— Start of Dataset rows —

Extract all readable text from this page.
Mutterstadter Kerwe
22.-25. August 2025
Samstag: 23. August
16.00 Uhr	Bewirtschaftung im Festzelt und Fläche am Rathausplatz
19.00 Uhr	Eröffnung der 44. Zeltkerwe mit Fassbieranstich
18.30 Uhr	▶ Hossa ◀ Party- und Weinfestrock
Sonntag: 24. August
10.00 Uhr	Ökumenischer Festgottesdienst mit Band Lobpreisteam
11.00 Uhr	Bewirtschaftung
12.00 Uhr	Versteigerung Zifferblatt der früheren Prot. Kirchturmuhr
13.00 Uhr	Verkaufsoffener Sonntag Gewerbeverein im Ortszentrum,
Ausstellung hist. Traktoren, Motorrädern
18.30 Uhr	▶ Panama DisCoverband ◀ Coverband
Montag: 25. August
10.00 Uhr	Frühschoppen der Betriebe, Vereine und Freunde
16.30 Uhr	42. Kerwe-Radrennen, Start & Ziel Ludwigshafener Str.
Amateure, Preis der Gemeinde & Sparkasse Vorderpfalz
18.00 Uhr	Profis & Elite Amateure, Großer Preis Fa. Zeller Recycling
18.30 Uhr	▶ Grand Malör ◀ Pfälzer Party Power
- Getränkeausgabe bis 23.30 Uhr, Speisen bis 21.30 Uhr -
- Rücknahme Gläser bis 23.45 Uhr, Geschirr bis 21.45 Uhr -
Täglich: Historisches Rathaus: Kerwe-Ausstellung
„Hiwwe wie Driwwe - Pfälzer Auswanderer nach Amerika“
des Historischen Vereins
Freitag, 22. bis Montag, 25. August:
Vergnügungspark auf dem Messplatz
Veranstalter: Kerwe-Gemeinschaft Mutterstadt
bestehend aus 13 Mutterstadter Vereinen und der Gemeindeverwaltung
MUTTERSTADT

— End of Dataset rows —

What you should do> Write out every line exactly as it stands.

Solved exercise>
Extract all readable text from this page.
Mutterstadter Kerwe
22.-25. August 2025
Samstag: 23. August
16.00 Uhr	Bewirtschaftung im Festzelt und Fläche am Rathausplatz
19.00 Uhr	Eröffnung der 44. Zeltkerwe mit Fassbieranstich
18.30 Uhr	▶ Hossa ◀ Party- und Weinfestrock
Sonntag: 24. August
10.00 Uhr	Ökumenischer Festgottesdienst mit Band Lobpreisteam
11.00 Uhr	Bewirtschaftung
12.00 Uhr	Versteigerung Zifferblatt der früheren Prot. Kirchturmuhr
13.00 Uhr	Verkaufsoffener Sonntag Gewerbeverein im Ortszentrum,
Ausstellung hist. Traktoren, Motorrädern
18.30 Uhr	▶ Panama DisCoverband ◀ Coverband
Montag: 25. August
10.00 Uhr	Frühschoppen der Betriebe, Vereine und Freunde
16.30 Uhr	42. Kerwe-Radrennen, Start & Ziel Ludwigshafener Str.
Amateure, Preis der Gemeinde & Sparkasse Vorderpfalz
18.00 Uhr	Profis & Elite Amateure, Großer Preis Fa. Zeller Recycling
18.30 Uhr	▶ Grand Malör ◀ Pfälzer Party Power
- Getränkeausgabe bis 23.30 Uhr, Speisen bis 21.30 Uhr -
- Rücknahme Gläser bis 23.45 Uhr, Geschirr bis 21.45 Uhr -
Täglich: Historisches Rathaus: Kerwe-Ausstellung
„Hiwwe wie Driwwe - Pfälzer Auswanderer nach Amerika“
des Historischen Vereins
Freitag, 22. bis Montag, 25. August:
Vergnügungspark auf dem Messplatz
Veranstalter: Kerwe-Gemeinschaft Mutterstadt
bestehend aus 13 Mutterstadter Vereinen und der Gemeindeverwaltung
MUTTERSTADT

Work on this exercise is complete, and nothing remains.